The request: Check each line of the data below for the word "this", then extract the ones that have it.

Provided information:
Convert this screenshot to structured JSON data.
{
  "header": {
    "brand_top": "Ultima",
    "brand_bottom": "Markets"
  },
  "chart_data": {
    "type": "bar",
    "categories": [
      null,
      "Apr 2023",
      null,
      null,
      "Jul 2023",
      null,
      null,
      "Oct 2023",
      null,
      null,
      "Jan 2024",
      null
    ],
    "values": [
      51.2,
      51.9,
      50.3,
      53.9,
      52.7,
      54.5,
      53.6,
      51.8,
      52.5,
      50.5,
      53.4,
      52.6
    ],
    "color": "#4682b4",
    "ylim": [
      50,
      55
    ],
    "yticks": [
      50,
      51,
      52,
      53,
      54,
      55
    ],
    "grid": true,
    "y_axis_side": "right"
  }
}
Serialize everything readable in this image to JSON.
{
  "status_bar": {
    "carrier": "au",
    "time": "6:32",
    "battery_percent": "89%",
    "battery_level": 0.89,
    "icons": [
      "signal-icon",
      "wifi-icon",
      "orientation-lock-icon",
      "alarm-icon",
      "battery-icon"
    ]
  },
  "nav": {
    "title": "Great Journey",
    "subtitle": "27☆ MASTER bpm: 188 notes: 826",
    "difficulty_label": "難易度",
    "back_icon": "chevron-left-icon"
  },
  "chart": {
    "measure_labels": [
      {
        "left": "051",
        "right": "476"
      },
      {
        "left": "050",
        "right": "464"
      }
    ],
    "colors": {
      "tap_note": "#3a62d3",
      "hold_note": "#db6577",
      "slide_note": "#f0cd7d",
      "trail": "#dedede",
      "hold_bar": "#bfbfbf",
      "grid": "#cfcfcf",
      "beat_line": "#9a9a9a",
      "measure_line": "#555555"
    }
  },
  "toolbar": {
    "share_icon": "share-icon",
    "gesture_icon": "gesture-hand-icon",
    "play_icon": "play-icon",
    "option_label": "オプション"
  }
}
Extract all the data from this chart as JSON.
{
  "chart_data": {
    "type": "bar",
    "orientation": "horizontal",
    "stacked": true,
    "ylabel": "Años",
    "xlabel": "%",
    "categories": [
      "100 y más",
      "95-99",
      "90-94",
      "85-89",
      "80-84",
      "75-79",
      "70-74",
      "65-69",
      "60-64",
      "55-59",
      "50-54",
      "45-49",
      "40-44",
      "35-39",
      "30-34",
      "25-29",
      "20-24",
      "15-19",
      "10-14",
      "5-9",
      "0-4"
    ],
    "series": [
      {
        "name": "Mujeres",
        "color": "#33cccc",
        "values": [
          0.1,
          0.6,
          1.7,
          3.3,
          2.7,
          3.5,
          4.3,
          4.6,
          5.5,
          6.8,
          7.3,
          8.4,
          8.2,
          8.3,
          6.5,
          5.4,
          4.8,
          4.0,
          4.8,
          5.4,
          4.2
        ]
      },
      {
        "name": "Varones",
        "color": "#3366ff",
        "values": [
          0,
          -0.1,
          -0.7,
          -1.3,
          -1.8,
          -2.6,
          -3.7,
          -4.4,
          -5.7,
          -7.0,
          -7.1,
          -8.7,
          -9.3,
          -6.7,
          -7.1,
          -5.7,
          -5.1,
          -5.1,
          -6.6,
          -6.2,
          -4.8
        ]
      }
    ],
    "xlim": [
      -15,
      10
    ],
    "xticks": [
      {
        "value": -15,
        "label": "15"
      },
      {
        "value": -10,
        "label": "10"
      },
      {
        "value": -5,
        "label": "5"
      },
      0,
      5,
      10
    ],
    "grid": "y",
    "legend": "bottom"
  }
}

Correct result:
Convert this screenshot to structured JSON data.
Serialize everything readable in this image to JSON.
Extract all the data from this chart as JSON.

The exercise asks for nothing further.